▶ _Aim_:
Report every line below that holds the word "What".

▶ _Collection entries_:
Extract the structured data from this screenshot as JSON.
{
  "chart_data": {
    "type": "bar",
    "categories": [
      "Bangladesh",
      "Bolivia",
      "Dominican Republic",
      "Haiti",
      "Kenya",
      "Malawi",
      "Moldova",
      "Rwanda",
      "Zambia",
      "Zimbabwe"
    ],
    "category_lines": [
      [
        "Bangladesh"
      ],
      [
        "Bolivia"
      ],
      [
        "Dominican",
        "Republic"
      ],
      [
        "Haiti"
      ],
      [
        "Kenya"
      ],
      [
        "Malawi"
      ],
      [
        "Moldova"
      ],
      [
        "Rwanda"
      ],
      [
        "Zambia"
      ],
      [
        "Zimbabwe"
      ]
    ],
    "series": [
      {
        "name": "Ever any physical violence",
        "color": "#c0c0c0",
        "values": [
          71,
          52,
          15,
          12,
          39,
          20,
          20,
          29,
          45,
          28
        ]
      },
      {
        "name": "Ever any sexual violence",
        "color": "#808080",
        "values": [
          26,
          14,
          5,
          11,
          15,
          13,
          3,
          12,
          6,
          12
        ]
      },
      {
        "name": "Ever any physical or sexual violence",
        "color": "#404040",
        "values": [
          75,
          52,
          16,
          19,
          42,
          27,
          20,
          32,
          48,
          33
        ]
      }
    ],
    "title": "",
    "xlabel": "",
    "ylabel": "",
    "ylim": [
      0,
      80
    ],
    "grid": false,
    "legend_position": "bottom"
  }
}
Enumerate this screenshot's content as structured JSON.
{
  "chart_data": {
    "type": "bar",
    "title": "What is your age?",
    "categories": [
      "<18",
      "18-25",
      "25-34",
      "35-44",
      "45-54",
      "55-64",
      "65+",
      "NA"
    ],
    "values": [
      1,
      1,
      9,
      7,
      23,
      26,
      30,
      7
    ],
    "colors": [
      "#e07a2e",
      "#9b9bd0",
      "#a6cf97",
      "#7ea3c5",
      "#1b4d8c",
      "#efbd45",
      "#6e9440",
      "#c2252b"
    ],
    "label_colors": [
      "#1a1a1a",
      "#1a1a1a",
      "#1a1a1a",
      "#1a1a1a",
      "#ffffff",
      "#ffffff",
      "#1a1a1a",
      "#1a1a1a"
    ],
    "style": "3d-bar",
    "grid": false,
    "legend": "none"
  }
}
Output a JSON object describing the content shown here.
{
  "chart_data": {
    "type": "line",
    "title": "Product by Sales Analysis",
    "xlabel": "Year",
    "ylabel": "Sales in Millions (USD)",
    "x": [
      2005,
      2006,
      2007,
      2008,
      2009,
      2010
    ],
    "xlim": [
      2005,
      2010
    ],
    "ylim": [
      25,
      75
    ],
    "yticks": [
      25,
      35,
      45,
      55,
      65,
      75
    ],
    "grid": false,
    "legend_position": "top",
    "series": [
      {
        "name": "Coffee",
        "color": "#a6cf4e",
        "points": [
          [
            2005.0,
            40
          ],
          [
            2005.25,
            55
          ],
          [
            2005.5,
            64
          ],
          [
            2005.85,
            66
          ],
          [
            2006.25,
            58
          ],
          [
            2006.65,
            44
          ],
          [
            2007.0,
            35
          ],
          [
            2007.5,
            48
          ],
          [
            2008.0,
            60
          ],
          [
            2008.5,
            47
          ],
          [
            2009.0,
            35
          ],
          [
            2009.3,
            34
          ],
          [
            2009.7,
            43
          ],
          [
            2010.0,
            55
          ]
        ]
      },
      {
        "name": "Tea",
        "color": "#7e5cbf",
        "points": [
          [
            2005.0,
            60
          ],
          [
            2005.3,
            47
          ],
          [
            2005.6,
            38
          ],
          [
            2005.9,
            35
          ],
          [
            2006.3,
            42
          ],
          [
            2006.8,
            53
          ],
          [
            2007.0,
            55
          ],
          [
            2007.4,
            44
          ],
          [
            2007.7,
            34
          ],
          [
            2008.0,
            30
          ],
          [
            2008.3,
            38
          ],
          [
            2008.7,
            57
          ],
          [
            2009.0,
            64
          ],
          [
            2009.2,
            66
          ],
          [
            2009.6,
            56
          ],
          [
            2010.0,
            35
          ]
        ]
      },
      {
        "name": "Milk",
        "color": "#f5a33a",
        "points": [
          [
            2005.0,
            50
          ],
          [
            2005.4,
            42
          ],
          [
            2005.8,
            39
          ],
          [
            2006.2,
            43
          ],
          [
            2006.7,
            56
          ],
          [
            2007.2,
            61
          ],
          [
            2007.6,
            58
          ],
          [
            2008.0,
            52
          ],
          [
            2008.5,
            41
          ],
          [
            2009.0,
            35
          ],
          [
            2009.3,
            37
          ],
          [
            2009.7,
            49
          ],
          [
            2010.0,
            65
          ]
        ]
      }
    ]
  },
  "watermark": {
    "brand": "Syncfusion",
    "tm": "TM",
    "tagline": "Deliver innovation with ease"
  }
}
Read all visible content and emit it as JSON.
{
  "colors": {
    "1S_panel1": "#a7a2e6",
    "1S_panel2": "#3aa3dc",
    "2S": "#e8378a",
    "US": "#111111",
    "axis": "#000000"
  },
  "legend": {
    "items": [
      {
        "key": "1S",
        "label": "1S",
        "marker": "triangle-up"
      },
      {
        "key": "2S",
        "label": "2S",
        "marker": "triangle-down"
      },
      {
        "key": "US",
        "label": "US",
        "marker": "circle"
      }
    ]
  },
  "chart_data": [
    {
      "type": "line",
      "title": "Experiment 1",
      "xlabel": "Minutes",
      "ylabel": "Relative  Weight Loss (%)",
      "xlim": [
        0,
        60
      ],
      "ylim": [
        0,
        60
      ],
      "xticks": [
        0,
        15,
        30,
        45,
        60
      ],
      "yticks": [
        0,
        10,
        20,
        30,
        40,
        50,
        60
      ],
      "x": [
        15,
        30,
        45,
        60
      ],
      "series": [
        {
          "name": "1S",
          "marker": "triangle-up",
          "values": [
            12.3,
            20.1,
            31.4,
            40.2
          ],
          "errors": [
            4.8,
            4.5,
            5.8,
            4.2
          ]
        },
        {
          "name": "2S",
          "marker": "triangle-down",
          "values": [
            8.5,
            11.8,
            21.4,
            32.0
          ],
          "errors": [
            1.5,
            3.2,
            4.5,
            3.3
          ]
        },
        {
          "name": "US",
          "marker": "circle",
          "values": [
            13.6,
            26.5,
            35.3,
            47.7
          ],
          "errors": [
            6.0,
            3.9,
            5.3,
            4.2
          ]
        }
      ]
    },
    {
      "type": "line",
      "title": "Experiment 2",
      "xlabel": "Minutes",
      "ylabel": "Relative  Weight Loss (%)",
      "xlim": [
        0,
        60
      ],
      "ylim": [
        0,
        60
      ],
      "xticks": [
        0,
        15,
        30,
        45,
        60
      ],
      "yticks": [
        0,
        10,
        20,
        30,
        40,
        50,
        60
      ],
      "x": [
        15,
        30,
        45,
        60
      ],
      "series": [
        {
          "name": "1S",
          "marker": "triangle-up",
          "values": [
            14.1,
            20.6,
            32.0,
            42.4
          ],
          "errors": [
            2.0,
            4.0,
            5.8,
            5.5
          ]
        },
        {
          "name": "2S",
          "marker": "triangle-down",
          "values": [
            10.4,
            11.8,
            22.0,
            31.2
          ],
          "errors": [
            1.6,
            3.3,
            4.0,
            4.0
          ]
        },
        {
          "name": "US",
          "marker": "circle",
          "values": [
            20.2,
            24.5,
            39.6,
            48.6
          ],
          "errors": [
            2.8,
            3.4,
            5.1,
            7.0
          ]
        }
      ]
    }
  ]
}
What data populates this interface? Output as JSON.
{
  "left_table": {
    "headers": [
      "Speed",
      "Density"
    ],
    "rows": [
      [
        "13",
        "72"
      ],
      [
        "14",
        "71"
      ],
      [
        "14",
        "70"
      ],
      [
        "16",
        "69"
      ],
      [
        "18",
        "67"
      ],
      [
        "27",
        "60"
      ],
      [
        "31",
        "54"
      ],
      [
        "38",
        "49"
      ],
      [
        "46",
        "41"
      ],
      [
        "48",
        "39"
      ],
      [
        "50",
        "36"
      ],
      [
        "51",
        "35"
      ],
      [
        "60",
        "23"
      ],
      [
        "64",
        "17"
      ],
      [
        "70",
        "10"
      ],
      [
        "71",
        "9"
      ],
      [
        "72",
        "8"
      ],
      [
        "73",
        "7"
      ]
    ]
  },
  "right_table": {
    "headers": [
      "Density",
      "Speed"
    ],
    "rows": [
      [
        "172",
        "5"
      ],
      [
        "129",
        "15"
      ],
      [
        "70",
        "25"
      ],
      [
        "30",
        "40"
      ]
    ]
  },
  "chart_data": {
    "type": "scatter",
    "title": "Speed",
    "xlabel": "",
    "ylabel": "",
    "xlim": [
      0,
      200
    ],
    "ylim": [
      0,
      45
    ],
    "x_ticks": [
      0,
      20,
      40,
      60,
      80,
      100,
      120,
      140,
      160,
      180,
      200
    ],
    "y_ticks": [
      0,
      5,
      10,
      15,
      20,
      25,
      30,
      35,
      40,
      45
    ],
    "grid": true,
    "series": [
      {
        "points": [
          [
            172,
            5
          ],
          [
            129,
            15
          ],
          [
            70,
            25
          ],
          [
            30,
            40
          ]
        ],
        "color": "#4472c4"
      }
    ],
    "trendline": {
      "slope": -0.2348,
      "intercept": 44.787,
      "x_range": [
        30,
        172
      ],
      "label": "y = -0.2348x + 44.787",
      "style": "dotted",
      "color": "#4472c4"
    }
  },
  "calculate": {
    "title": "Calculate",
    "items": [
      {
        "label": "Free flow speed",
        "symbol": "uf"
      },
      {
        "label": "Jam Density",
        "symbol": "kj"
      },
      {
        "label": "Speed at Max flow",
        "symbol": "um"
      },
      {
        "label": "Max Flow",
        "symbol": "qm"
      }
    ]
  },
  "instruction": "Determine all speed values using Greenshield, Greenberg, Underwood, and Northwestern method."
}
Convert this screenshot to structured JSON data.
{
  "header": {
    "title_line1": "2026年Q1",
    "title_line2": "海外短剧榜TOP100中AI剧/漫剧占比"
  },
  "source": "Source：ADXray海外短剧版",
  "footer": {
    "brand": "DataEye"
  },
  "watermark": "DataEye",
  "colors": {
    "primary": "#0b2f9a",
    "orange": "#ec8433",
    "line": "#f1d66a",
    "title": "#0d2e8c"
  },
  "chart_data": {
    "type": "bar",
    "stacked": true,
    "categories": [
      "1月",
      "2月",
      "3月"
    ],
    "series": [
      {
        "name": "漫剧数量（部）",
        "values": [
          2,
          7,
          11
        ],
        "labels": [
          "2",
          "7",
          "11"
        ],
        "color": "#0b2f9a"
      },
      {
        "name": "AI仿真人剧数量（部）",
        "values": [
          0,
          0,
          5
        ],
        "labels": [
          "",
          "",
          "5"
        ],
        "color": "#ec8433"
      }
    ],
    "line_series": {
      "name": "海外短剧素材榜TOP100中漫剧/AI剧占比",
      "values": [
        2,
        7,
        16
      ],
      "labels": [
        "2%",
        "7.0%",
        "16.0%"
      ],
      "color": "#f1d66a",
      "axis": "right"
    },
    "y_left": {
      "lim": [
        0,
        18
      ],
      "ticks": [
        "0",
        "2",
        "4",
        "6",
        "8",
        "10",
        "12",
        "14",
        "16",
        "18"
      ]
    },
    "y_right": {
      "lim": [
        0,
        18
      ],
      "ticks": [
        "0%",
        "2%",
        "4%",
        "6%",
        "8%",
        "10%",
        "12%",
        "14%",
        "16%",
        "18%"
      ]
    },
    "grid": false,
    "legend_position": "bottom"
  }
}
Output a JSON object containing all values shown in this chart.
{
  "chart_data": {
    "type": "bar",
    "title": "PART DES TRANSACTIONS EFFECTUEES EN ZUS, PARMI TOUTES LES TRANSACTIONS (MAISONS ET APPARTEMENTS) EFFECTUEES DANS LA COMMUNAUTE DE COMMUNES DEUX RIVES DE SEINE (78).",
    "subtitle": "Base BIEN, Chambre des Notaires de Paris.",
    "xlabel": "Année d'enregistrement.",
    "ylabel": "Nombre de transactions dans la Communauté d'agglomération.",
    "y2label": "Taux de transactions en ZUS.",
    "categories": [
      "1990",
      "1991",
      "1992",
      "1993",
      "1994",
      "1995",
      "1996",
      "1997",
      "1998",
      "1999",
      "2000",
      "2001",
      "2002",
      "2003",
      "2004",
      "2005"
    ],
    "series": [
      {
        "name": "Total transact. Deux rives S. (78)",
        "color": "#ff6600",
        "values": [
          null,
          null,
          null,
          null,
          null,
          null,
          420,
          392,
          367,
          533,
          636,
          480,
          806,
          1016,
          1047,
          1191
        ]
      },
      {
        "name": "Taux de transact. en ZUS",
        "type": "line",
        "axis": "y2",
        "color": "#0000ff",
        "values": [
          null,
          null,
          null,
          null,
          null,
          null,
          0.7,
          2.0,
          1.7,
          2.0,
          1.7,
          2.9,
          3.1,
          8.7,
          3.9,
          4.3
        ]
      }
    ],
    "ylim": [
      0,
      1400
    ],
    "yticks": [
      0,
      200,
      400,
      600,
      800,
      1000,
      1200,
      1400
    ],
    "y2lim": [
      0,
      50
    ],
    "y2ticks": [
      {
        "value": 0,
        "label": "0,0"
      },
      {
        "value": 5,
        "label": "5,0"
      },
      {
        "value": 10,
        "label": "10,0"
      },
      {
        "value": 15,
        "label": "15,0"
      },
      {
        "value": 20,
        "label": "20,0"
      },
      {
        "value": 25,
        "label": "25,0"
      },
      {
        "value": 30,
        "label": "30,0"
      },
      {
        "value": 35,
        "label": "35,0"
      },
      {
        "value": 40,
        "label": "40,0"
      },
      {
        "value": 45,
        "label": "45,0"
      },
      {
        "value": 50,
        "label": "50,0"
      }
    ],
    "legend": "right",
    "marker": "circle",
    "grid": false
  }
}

▶ _Written solution_:
    "title": "What is your age?",
What data populates this interface? Output as JSON.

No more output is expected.